### Prompt
From the entries that follow, pick out all lines holding "Read".

### Input records
* * *

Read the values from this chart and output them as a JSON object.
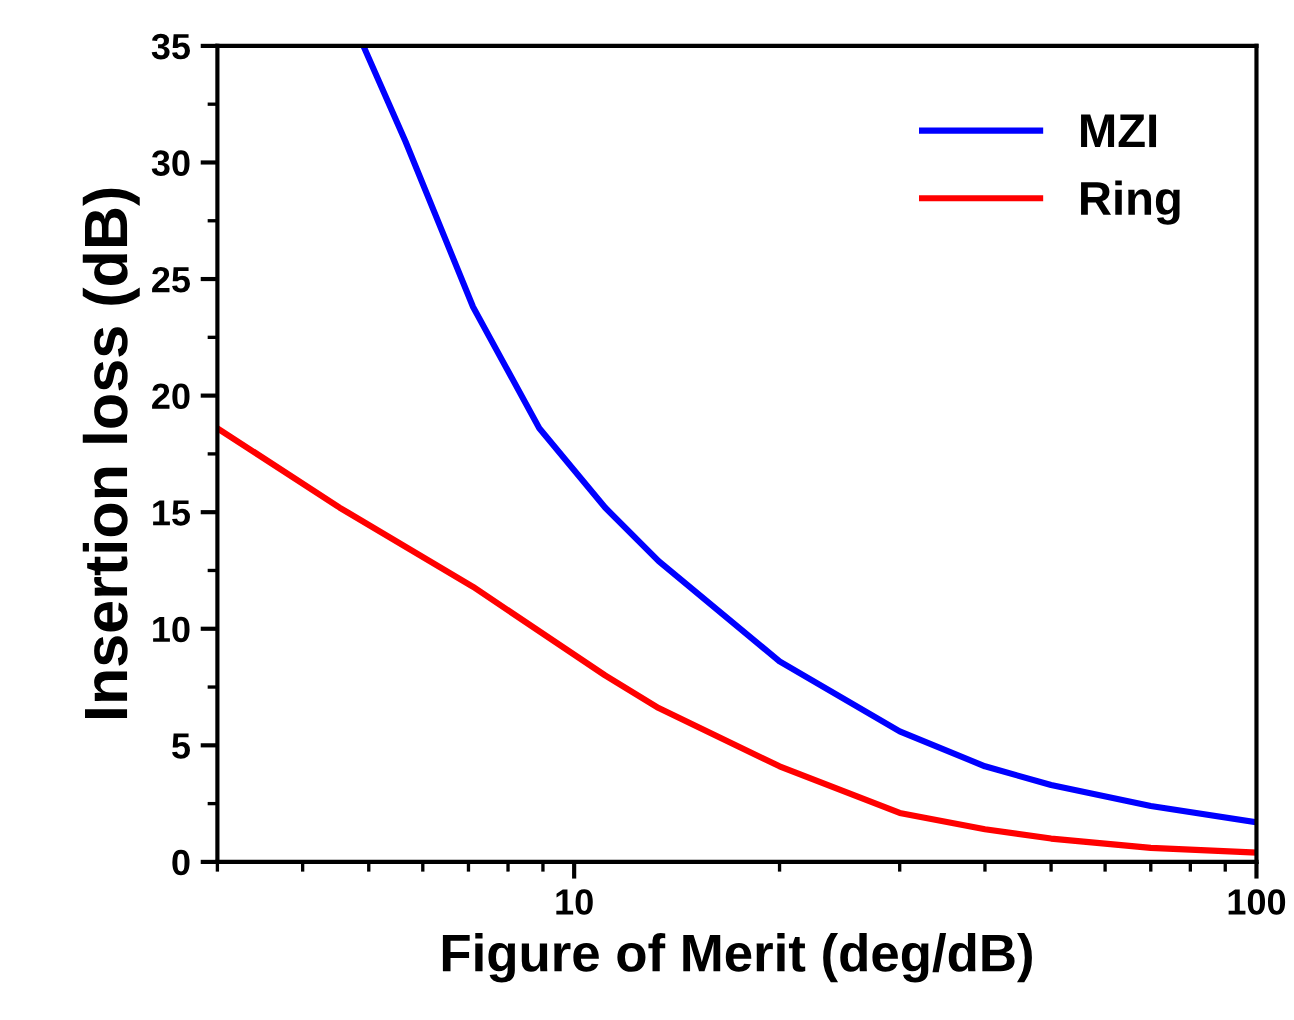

* * *

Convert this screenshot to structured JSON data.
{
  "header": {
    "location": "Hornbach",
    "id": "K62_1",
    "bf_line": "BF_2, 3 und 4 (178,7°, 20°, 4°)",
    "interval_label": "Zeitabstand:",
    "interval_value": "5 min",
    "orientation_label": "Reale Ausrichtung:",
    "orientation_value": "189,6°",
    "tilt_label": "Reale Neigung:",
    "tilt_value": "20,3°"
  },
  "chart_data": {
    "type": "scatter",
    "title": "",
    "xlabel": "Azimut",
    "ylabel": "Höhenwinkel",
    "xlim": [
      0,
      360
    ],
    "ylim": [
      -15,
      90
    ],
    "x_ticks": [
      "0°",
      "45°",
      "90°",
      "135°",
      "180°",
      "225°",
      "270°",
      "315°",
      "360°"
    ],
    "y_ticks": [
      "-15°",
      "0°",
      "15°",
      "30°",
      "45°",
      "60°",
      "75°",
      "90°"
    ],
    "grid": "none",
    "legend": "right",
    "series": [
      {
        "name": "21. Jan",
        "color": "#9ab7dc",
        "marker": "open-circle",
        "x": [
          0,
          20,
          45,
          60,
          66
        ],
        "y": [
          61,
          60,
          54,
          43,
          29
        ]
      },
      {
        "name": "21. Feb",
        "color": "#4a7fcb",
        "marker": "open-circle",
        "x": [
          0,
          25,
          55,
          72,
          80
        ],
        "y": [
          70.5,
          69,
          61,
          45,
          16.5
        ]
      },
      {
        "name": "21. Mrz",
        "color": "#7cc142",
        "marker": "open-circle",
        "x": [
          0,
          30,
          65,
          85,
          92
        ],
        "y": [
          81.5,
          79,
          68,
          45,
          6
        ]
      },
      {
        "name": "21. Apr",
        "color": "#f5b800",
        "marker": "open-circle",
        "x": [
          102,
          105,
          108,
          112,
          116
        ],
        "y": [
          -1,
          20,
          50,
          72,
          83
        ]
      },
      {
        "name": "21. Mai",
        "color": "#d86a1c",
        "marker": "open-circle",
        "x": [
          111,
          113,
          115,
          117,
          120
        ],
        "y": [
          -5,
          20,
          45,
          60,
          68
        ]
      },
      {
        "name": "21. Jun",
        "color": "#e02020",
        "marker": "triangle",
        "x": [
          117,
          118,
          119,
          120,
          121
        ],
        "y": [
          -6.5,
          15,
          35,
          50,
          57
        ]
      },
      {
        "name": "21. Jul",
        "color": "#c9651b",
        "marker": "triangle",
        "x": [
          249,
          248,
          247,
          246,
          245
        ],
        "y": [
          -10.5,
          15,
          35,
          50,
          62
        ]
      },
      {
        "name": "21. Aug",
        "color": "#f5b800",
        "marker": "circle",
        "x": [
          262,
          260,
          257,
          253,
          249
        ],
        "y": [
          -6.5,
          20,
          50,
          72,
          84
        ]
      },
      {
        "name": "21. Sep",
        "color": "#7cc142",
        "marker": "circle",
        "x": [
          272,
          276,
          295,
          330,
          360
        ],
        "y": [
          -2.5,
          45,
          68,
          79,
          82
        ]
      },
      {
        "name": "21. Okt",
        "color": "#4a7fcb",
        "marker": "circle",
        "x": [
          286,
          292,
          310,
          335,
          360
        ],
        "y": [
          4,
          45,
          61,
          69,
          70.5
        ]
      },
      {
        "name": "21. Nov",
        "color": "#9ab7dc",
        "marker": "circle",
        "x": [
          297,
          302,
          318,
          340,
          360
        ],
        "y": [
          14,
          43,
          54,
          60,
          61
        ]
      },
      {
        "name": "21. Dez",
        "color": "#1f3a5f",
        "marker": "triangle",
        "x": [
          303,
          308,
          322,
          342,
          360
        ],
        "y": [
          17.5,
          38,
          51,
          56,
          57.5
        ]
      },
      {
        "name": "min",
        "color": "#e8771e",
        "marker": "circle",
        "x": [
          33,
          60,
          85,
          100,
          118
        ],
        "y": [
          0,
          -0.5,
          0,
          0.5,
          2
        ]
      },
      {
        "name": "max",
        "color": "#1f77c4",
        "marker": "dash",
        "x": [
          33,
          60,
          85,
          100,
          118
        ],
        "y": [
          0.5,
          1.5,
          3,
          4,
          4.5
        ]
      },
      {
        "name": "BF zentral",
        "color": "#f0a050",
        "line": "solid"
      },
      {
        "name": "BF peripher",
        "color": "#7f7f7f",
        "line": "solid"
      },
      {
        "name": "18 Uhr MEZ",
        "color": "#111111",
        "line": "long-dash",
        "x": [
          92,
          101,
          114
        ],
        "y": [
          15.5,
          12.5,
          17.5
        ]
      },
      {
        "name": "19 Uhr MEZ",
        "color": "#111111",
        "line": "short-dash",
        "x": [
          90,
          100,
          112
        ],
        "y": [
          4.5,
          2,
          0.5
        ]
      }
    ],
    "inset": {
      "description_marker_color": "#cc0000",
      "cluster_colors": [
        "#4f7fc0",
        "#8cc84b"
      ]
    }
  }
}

* * *

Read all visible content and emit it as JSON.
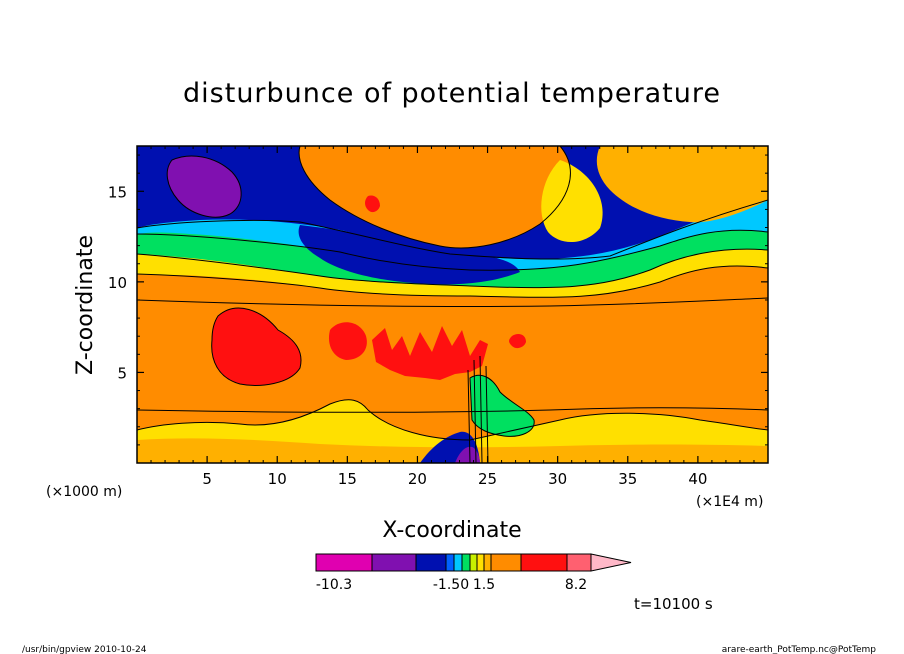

* * *

### Response
Read the values from this chart and output them as a JSON object.
Read all visible content and emit it as JSON.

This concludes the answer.